__The exercise__: Copy out each line of the material in which the word "name" appears.

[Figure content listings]
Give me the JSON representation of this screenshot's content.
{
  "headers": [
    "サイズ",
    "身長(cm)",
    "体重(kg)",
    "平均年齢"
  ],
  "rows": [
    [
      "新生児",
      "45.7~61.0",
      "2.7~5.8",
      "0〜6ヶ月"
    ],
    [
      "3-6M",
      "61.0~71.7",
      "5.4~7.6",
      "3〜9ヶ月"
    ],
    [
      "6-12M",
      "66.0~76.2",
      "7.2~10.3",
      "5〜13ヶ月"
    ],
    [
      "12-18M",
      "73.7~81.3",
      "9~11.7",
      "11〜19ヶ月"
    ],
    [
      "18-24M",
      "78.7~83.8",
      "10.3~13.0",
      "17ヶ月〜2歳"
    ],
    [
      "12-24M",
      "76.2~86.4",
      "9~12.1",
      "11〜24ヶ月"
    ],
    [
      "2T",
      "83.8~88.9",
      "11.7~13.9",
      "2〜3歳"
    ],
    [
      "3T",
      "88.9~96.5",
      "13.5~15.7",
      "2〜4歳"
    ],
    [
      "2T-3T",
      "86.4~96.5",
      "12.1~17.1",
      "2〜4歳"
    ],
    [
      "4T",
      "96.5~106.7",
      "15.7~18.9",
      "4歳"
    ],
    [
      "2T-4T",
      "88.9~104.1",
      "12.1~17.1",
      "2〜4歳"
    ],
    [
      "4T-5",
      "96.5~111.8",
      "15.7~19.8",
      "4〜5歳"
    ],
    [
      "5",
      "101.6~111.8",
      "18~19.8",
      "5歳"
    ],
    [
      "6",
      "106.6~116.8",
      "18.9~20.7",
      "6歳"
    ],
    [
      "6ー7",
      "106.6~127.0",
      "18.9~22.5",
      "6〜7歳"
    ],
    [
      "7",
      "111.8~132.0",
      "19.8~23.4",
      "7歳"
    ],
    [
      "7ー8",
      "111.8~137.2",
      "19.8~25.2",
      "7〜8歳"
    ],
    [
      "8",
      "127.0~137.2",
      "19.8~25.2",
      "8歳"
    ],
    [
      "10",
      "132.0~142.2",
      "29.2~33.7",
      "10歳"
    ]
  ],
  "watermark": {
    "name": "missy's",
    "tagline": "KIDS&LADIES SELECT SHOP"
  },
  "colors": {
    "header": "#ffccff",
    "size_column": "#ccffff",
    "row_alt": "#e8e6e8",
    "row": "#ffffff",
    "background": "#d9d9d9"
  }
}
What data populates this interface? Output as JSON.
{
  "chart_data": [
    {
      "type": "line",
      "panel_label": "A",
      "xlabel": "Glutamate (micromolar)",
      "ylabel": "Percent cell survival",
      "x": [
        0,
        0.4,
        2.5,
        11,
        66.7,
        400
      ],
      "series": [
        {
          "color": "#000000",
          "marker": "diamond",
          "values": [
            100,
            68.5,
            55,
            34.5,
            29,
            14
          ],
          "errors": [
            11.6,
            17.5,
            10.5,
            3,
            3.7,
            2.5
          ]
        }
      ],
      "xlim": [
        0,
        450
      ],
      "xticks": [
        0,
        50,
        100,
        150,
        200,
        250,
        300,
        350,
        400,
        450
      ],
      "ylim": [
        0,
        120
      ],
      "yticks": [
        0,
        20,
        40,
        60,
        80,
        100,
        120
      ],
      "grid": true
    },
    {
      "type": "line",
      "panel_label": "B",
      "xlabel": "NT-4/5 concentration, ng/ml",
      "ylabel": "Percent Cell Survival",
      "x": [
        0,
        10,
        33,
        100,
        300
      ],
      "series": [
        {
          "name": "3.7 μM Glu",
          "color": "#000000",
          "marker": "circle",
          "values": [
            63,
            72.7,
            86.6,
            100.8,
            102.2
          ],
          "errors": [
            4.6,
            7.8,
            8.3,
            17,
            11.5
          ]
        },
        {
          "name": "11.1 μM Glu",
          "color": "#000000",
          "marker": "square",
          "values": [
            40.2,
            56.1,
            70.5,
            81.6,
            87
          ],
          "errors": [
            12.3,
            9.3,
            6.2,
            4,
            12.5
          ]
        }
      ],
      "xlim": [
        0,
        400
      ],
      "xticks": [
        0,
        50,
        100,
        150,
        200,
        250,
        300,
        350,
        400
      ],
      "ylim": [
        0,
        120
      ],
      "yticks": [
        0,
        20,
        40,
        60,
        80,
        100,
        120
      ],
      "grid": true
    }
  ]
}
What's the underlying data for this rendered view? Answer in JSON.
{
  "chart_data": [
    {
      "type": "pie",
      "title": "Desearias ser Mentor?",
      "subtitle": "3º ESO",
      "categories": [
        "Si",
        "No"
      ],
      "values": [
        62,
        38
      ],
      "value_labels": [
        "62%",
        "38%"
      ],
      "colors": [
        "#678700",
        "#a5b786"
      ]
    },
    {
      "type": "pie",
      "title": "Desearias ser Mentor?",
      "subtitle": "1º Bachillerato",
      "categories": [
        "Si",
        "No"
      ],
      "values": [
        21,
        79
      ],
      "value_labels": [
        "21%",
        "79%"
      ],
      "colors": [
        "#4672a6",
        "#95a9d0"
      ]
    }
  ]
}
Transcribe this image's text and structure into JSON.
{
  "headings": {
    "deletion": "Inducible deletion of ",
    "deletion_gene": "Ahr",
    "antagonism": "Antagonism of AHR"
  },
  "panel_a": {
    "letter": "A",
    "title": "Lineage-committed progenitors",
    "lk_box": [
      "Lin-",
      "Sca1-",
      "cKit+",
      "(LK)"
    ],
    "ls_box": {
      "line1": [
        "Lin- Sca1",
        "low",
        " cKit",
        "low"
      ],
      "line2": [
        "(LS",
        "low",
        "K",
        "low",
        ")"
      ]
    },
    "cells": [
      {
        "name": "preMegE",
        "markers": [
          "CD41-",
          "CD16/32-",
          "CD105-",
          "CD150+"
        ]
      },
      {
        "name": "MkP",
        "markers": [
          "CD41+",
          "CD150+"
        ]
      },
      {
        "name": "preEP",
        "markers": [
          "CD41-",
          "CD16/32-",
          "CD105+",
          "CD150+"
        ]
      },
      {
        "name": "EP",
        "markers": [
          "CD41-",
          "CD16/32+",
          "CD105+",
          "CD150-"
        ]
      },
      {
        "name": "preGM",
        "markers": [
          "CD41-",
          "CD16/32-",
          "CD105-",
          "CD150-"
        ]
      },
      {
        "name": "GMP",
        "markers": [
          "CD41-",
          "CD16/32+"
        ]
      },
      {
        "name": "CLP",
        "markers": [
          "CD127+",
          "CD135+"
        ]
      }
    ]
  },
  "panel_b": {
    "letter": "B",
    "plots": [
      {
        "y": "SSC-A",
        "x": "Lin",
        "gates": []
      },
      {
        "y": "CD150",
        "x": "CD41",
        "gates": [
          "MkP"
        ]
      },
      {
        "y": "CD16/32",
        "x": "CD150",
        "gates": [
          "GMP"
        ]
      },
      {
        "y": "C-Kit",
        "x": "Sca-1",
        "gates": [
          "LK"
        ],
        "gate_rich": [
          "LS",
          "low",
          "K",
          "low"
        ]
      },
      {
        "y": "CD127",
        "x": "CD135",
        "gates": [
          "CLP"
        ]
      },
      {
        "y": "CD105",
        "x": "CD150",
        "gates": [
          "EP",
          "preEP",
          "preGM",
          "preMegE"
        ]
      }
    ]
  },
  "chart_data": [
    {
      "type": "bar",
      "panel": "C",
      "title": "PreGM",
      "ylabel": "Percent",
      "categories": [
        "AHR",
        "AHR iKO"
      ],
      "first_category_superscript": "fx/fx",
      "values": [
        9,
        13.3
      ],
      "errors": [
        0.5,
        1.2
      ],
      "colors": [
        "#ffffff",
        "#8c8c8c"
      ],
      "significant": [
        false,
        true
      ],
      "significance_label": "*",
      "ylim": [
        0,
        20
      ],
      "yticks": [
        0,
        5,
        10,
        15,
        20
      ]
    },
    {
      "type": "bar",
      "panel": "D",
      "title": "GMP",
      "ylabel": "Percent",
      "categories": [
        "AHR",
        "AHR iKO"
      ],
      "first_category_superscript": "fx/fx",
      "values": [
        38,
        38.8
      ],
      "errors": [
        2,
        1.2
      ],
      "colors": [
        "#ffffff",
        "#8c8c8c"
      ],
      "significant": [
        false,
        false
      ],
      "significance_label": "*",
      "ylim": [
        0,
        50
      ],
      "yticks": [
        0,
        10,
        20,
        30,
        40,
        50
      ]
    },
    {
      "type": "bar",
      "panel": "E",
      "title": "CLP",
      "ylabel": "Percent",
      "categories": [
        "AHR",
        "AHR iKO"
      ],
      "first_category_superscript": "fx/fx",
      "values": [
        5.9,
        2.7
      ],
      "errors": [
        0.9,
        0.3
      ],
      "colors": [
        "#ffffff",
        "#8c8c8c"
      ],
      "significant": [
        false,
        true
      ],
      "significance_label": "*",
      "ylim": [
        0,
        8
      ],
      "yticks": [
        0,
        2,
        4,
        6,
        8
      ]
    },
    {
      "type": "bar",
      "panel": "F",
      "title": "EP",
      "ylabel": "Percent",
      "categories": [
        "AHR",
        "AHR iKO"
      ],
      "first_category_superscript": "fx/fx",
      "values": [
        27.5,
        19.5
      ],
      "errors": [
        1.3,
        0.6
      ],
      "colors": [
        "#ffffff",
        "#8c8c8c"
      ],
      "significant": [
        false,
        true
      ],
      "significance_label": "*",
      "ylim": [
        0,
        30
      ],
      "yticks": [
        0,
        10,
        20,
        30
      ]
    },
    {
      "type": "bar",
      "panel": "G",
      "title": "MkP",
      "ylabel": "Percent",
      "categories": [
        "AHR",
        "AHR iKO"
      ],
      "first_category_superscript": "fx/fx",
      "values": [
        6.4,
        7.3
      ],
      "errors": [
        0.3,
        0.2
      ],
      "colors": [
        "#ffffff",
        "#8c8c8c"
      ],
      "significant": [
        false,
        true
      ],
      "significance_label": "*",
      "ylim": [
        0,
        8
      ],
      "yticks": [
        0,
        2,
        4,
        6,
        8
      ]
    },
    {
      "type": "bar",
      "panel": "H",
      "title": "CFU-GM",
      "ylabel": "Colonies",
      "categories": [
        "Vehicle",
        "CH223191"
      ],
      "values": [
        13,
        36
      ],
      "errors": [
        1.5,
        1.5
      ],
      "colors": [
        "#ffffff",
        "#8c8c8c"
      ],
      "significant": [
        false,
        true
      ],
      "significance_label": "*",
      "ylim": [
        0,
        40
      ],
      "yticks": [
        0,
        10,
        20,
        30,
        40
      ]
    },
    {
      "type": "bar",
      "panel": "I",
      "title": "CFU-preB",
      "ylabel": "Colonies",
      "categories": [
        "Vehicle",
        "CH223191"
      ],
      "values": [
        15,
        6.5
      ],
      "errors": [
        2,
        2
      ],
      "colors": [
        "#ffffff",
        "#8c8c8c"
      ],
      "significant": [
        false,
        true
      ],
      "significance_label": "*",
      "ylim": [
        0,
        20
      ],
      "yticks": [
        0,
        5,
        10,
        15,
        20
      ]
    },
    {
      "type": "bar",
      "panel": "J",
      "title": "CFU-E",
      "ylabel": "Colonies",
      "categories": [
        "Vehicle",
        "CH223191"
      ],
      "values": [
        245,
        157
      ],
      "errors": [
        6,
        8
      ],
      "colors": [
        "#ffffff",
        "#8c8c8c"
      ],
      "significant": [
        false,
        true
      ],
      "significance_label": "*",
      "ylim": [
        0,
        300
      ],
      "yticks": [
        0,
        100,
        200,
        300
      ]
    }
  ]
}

__Response to the exercise__:
    "name": "missy's",
          "name": "3.7 μM Glu",
          "name": "11.1 μM Glu",
        "name": "preMegE",
        "name": "MkP",
        "name": "preEP",
        "name": "EP",
        "name": "preGM",
        "name": "GMP",
        "name": "CLP",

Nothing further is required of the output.